Examine the material below. Gather every line in which the string "xlabel" appears.

++++ Raw records ++++

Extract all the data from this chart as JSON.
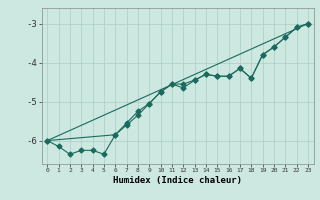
{
  "title": "",
  "xlabel": "Humidex (Indice chaleur)",
  "ylabel": "",
  "bg_color": "#cce8e0",
  "grid_color": "#aaccC4",
  "line_color": "#1a6b5e",
  "xlim": [
    -0.5,
    23.5
  ],
  "ylim": [
    -6.6,
    -2.6
  ],
  "yticks": [
    -6,
    -5,
    -4,
    -3
  ],
  "xticks": [
    0,
    1,
    2,
    3,
    4,
    5,
    6,
    7,
    8,
    9,
    10,
    11,
    12,
    13,
    14,
    15,
    16,
    17,
    18,
    19,
    20,
    21,
    22,
    23
  ],
  "series1_x": [
    0,
    1,
    2,
    3,
    4,
    5,
    6,
    7,
    8,
    9,
    10,
    11,
    12,
    13,
    14,
    15,
    16,
    17,
    18,
    19,
    20,
    21,
    22,
    23
  ],
  "series1_y": [
    -6.0,
    -6.15,
    -6.35,
    -6.25,
    -6.25,
    -6.35,
    -5.85,
    -5.6,
    -5.35,
    -5.05,
    -4.75,
    -4.55,
    -4.65,
    -4.45,
    -4.3,
    -4.35,
    -4.35,
    -4.15,
    -4.4,
    -3.8,
    -3.6,
    -3.35,
    -3.1,
    -3.0
  ],
  "series2_x": [
    0,
    6,
    7,
    8,
    9,
    10,
    11,
    12,
    13,
    14,
    15,
    16,
    17,
    18,
    19,
    20,
    21,
    22,
    23
  ],
  "series2_y": [
    -6.0,
    -5.85,
    -5.55,
    -5.25,
    -5.05,
    -4.75,
    -4.55,
    -4.55,
    -4.45,
    -4.3,
    -4.35,
    -4.35,
    -4.15,
    -4.4,
    -3.8,
    -3.6,
    -3.35,
    -3.1,
    -3.0
  ],
  "series3_x": [
    0,
    23
  ],
  "series3_y": [
    -6.0,
    -3.0
  ],
  "marker_size": 2.5,
  "linewidth": 0.8
}
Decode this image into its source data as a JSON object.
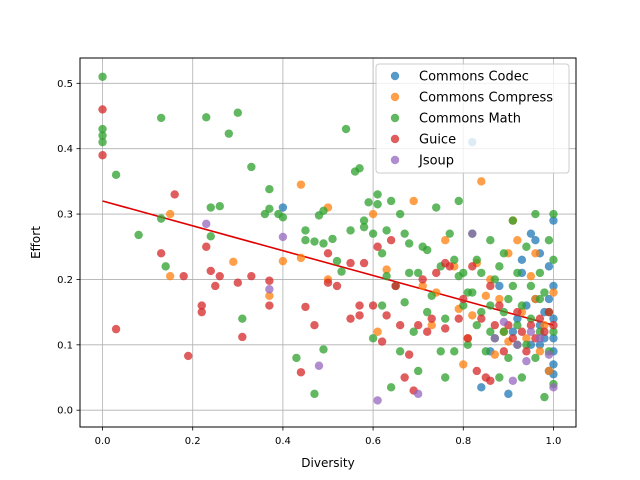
{
  "chart_data": {
    "type": "scatter",
    "title": "",
    "xlabel": "Diversity",
    "ylabel": "Effort",
    "xlim": [
      -0.05,
      1.05
    ],
    "ylim": [
      -0.0257,
      0.5387
    ],
    "xticks": [
      "0.0",
      "0.2",
      "0.4",
      "0.6",
      "0.8",
      "1.0"
    ],
    "yticks": [
      "0.0",
      "0.1",
      "0.2",
      "0.3",
      "0.4",
      "0.5"
    ],
    "grid": true,
    "legend_position": "top-right",
    "fit_line": {
      "x": [
        0.0,
        1.0
      ],
      "y": [
        0.32,
        0.13
      ],
      "color": "#e00000"
    },
    "series": [
      {
        "name": "Commons Codec",
        "color": "#1f77b4",
        "points": [
          [
            0.4,
            0.31
          ],
          [
            0.82,
            0.41
          ],
          [
            0.84,
            0.035
          ],
          [
            0.9,
            0.025
          ],
          [
            0.91,
            0.12
          ],
          [
            0.93,
            0.23
          ],
          [
            0.95,
            0.27
          ],
          [
            0.96,
            0.26
          ],
          [
            0.97,
            0.24
          ],
          [
            0.98,
            0.15
          ],
          [
            0.99,
            0.22
          ],
          [
            1.0,
            0.29
          ],
          [
            1.0,
            0.19
          ],
          [
            1.0,
            0.14
          ],
          [
            1.0,
            0.11
          ],
          [
            1.0,
            0.09
          ],
          [
            1.0,
            0.07
          ],
          [
            0.99,
            0.06
          ],
          [
            0.98,
            0.11
          ],
          [
            0.97,
            0.13
          ],
          [
            0.96,
            0.17
          ],
          [
            0.95,
            0.1
          ],
          [
            0.94,
            0.16
          ],
          [
            0.92,
            0.14
          ],
          [
            0.88,
            0.19
          ],
          [
            0.86,
            0.09
          ],
          [
            0.99,
            0.17
          ],
          [
            1.0,
            0.055
          ],
          [
            0.97,
            0.1
          ],
          [
            0.93,
            0.21
          ]
        ]
      },
      {
        "name": "Commons Compress",
        "color": "#ff7f0e",
        "points": [
          [
            0.15,
            0.3
          ],
          [
            0.15,
            0.205
          ],
          [
            0.29,
            0.227
          ],
          [
            0.37,
            0.175
          ],
          [
            0.4,
            0.228
          ],
          [
            0.44,
            0.345
          ],
          [
            0.44,
            0.233
          ],
          [
            0.5,
            0.2
          ],
          [
            0.5,
            0.31
          ],
          [
            0.6,
            0.3
          ],
          [
            0.61,
            0.12
          ],
          [
            0.63,
            0.215
          ],
          [
            0.69,
            0.32
          ],
          [
            0.71,
            0.19
          ],
          [
            0.74,
            0.18
          ],
          [
            0.76,
            0.26
          ],
          [
            0.78,
            0.22
          ],
          [
            0.8,
            0.07
          ],
          [
            0.81,
            0.11
          ],
          [
            0.82,
            0.145
          ],
          [
            0.84,
            0.35
          ],
          [
            0.86,
            0.2
          ],
          [
            0.88,
            0.17
          ],
          [
            0.89,
            0.12
          ],
          [
            0.9,
            0.24
          ],
          [
            0.91,
            0.29
          ],
          [
            0.92,
            0.26
          ],
          [
            0.93,
            0.15
          ],
          [
            0.94,
            0.11
          ],
          [
            0.95,
            0.205
          ],
          [
            0.96,
            0.17
          ],
          [
            0.97,
            0.09
          ],
          [
            0.98,
            0.13
          ],
          [
            0.99,
            0.06
          ],
          [
            1.0,
            0.18
          ],
          [
            0.87,
            0.085
          ],
          [
            0.85,
            0.175
          ],
          [
            0.79,
            0.155
          ],
          [
            0.73,
            0.13
          ],
          [
            0.83,
            0.225
          ],
          [
            0.9,
            0.105
          ],
          [
            0.96,
            0.24
          ]
        ]
      },
      {
        "name": "Commons Math",
        "color": "#2ca02c",
        "points": [
          [
            0.0,
            0.51
          ],
          [
            0.0,
            0.43
          ],
          [
            0.0,
            0.42
          ],
          [
            0.0,
            0.41
          ],
          [
            0.03,
            0.36
          ],
          [
            0.08,
            0.268
          ],
          [
            0.13,
            0.447
          ],
          [
            0.13,
            0.293
          ],
          [
            0.14,
            0.22
          ],
          [
            0.23,
            0.448
          ],
          [
            0.24,
            0.31
          ],
          [
            0.24,
            0.266
          ],
          [
            0.26,
            0.312
          ],
          [
            0.28,
            0.423
          ],
          [
            0.3,
            0.455
          ],
          [
            0.31,
            0.14
          ],
          [
            0.33,
            0.372
          ],
          [
            0.36,
            0.3
          ],
          [
            0.37,
            0.338
          ],
          [
            0.37,
            0.308
          ],
          [
            0.39,
            0.3
          ],
          [
            0.4,
            0.295
          ],
          [
            0.43,
            0.08
          ],
          [
            0.45,
            0.275
          ],
          [
            0.45,
            0.26
          ],
          [
            0.47,
            0.025
          ],
          [
            0.47,
            0.258
          ],
          [
            0.48,
            0.298
          ],
          [
            0.49,
            0.093
          ],
          [
            0.49,
            0.305
          ],
          [
            0.49,
            0.255
          ],
          [
            0.51,
            0.262
          ],
          [
            0.52,
            0.228
          ],
          [
            0.53,
            0.212
          ],
          [
            0.54,
            0.43
          ],
          [
            0.55,
            0.275
          ],
          [
            0.56,
            0.365
          ],
          [
            0.57,
            0.37
          ],
          [
            0.58,
            0.29
          ],
          [
            0.58,
            0.28
          ],
          [
            0.59,
            0.318
          ],
          [
            0.6,
            0.27
          ],
          [
            0.61,
            0.33
          ],
          [
            0.61,
            0.315
          ],
          [
            0.62,
            0.24
          ],
          [
            0.63,
            0.275
          ],
          [
            0.63,
            0.205
          ],
          [
            0.64,
            0.32
          ],
          [
            0.65,
            0.19
          ],
          [
            0.66,
            0.3
          ],
          [
            0.67,
            0.27
          ],
          [
            0.67,
            0.165
          ],
          [
            0.68,
            0.255
          ],
          [
            0.69,
            0.12
          ],
          [
            0.7,
            0.21
          ],
          [
            0.71,
            0.25
          ],
          [
            0.72,
            0.245
          ],
          [
            0.73,
            0.175
          ],
          [
            0.74,
            0.31
          ],
          [
            0.75,
            0.22
          ],
          [
            0.76,
            0.14
          ],
          [
            0.77,
            0.27
          ],
          [
            0.78,
            0.09
          ],
          [
            0.78,
            0.23
          ],
          [
            0.79,
            0.32
          ],
          [
            0.8,
            0.21
          ],
          [
            0.8,
            0.16
          ],
          [
            0.81,
            0.1
          ],
          [
            0.82,
            0.27
          ],
          [
            0.82,
            0.18
          ],
          [
            0.83,
            0.23
          ],
          [
            0.83,
            0.13
          ],
          [
            0.84,
            0.21
          ],
          [
            0.85,
            0.09
          ],
          [
            0.86,
            0.26
          ],
          [
            0.86,
            0.16
          ],
          [
            0.87,
            0.2
          ],
          [
            0.87,
            0.11
          ],
          [
            0.88,
            0.05
          ],
          [
            0.88,
            0.22
          ],
          [
            0.89,
            0.15
          ],
          [
            0.89,
            0.24
          ],
          [
            0.9,
            0.17
          ],
          [
            0.9,
            0.08
          ],
          [
            0.91,
            0.29
          ],
          [
            0.91,
            0.19
          ],
          [
            0.92,
            0.13
          ],
          [
            0.92,
            0.21
          ],
          [
            0.93,
            0.05
          ],
          [
            0.93,
            0.16
          ],
          [
            0.94,
            0.25
          ],
          [
            0.94,
            0.1
          ],
          [
            0.95,
            0.19
          ],
          [
            0.95,
            0.14
          ],
          [
            0.96,
            0.3
          ],
          [
            0.96,
            0.08
          ],
          [
            0.97,
            0.21
          ],
          [
            0.97,
            0.12
          ],
          [
            0.98,
            0.02
          ],
          [
            0.98,
            0.18
          ],
          [
            0.99,
            0.26
          ],
          [
            0.99,
            0.15
          ],
          [
            1.0,
            0.3
          ],
          [
            1.0,
            0.23
          ],
          [
            1.0,
            0.12
          ],
          [
            1.0,
            0.04
          ],
          [
            0.64,
            0.035
          ],
          [
            0.66,
            0.09
          ],
          [
            0.7,
            0.06
          ],
          [
            0.72,
            0.15
          ],
          [
            0.76,
            0.05
          ],
          [
            0.84,
            0.15
          ],
          [
            0.86,
            0.12
          ],
          [
            0.97,
            0.17
          ],
          [
            0.99,
            0.09
          ],
          [
            0.92,
            0.1
          ],
          [
            0.89,
            0.12
          ],
          [
            0.81,
            0.18
          ],
          [
            0.79,
            0.205
          ],
          [
            0.75,
            0.09
          ],
          [
            0.68,
            0.21
          ],
          [
            0.62,
            0.16
          ],
          [
            0.6,
            0.11
          ]
        ]
      },
      {
        "name": "Guice",
        "color": "#d62728",
        "points": [
          [
            0.0,
            0.46
          ],
          [
            0.0,
            0.39
          ],
          [
            0.03,
            0.124
          ],
          [
            0.13,
            0.24
          ],
          [
            0.16,
            0.33
          ],
          [
            0.18,
            0.205
          ],
          [
            0.19,
            0.083
          ],
          [
            0.22,
            0.15
          ],
          [
            0.22,
            0.16
          ],
          [
            0.23,
            0.25
          ],
          [
            0.24,
            0.213
          ],
          [
            0.25,
            0.19
          ],
          [
            0.26,
            0.205
          ],
          [
            0.3,
            0.195
          ],
          [
            0.31,
            0.112
          ],
          [
            0.33,
            0.205
          ],
          [
            0.37,
            0.16
          ],
          [
            0.37,
            0.198
          ],
          [
            0.44,
            0.058
          ],
          [
            0.45,
            0.158
          ],
          [
            0.47,
            0.13
          ],
          [
            0.5,
            0.195
          ],
          [
            0.5,
            0.24
          ],
          [
            0.52,
            0.19
          ],
          [
            0.55,
            0.225
          ],
          [
            0.57,
            0.16
          ],
          [
            0.57,
            0.145
          ],
          [
            0.58,
            0.225
          ],
          [
            0.6,
            0.16
          ],
          [
            0.62,
            0.105
          ],
          [
            0.63,
            0.145
          ],
          [
            0.65,
            0.19
          ],
          [
            0.66,
            0.13
          ],
          [
            0.67,
            0.05
          ],
          [
            0.68,
            0.085
          ],
          [
            0.7,
            0.13
          ],
          [
            0.71,
            0.2
          ],
          [
            0.72,
            0.12
          ],
          [
            0.73,
            0.14
          ],
          [
            0.74,
            0.21
          ],
          [
            0.76,
            0.125
          ],
          [
            0.77,
            0.22
          ],
          [
            0.79,
            0.14
          ],
          [
            0.8,
            0.17
          ],
          [
            0.81,
            0.11
          ],
          [
            0.82,
            0.22
          ],
          [
            0.83,
            0.06
          ],
          [
            0.84,
            0.14
          ],
          [
            0.85,
            0.05
          ],
          [
            0.86,
            0.19
          ],
          [
            0.87,
            0.13
          ],
          [
            0.88,
            0.16
          ],
          [
            0.89,
            0.09
          ],
          [
            0.9,
            0.13
          ],
          [
            0.91,
            0.11
          ],
          [
            0.92,
            0.15
          ],
          [
            0.93,
            0.12
          ],
          [
            0.94,
            0.09
          ],
          [
            0.95,
            0.13
          ],
          [
            0.96,
            0.11
          ],
          [
            0.97,
            0.14
          ],
          [
            0.98,
            0.12
          ],
          [
            0.99,
            0.15
          ],
          [
            1.0,
            0.13
          ],
          [
            0.69,
            0.03
          ],
          [
            0.76,
            0.225
          ],
          [
            0.86,
            0.045
          ],
          [
            0.64,
            0.26
          ],
          [
            0.55,
            0.14
          ],
          [
            0.61,
            0.25
          ]
        ]
      },
      {
        "name": "Jsoup",
        "color": "#9467bd",
        "points": [
          [
            0.23,
            0.285
          ],
          [
            0.37,
            0.185
          ],
          [
            0.4,
            0.265
          ],
          [
            0.48,
            0.068
          ],
          [
            0.61,
            0.015
          ],
          [
            0.7,
            0.025
          ],
          [
            0.82,
            0.27
          ],
          [
            0.89,
            0.135
          ],
          [
            0.92,
            0.1
          ],
          [
            0.95,
            0.12
          ],
          [
            0.97,
            0.11
          ],
          [
            0.99,
            0.085
          ],
          [
            1.0,
            0.035
          ],
          [
            0.87,
            0.11
          ],
          [
            0.91,
            0.045
          ],
          [
            0.94,
            0.075
          ]
        ]
      }
    ]
  }
}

++++

§ **Final result**
  "xlabel": "Humidex (Indice chaleur)",
    "xlabel": "Diversity",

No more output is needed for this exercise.